* **Challenge**
In how many lines does the string "Ville" appear? Answer with the number only.

— START OF The data —

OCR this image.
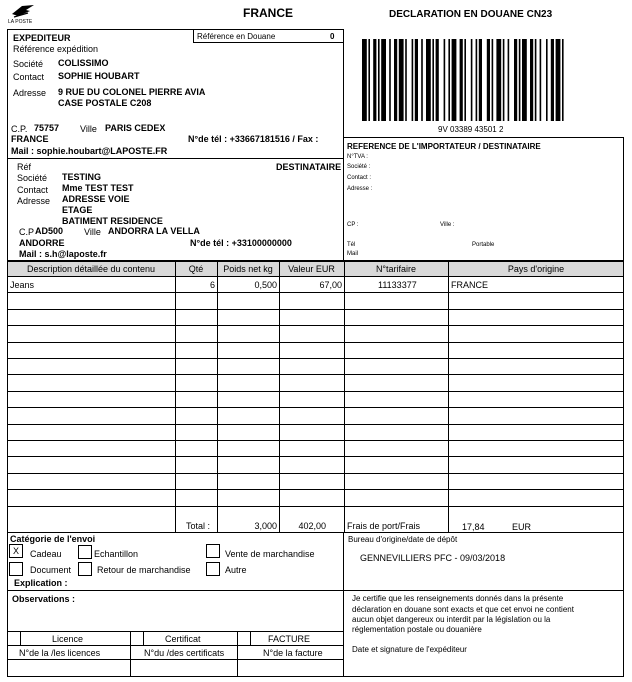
LA POSTE
FRANCE	DECLARATION EN DOUANE CN23
9V 03389 43501 2
Référence en Douane	0
EXPEDITEUR
Référence expédition
Société COLISSIMO
Contact SOPHIE HOUBART
Adresse 9 RUE DU COLONEL PIERRE AVIA
CASE POSTALE C208
C.P. 75757 Ville PARIS CEDEX
FRANCE	N°de tél : +33667181516 / Fax :
Mail : sophie.houbart@LAPOSTE.FR
DESTINATAIRE
Réf
Société TESTING
Contact Mme TEST TEST
Adresse ADRESSE VOIE
ETAGE
BATIMENT RESIDENCE
C.P AD500 Ville ANDORRA LA VELLA
ANDORRE	N°de tél : +33100000000
Mail : s.h@laposte.fr
REFERENCE DE L'IMPORTATEUR / DESTINATAIRE
N°TVA :
Société :
Contact :
Adresse :
CP :	Ville :
Tél	Portable
Mail
Description détaillée du contenu	Qté	Poids net kg	Valeur EUR	N°tarifaire	Pays d'origine
Jeans	6	0,500	67,00	11133377	FRANCE
Total :	3,000	402,00 Frais de port/Frais	17,84	EUR
Catégorie de l'envoi
X	Cadeau	Echantillon	Vente de marchandise
Document	Retour de marchandise	Autre
Explication :
Bureau d'origine/date de dépôt
GENNEVILLIERS PFC - 09/03/2018
Observations :	Je certifie que les renseignements donnés dans la présente
déclaration en douane sont exacts et que cet envoi ne contient
aucun objet dangereux ou interdit par la législation ou la
réglementation postale ou douanière
Date et signature de l'expéditeur
Licence	Certificat	FACTURE
N°de la /les licences	N°du /des certificats	N°de la facture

— END OF The data —

* **Final result**
3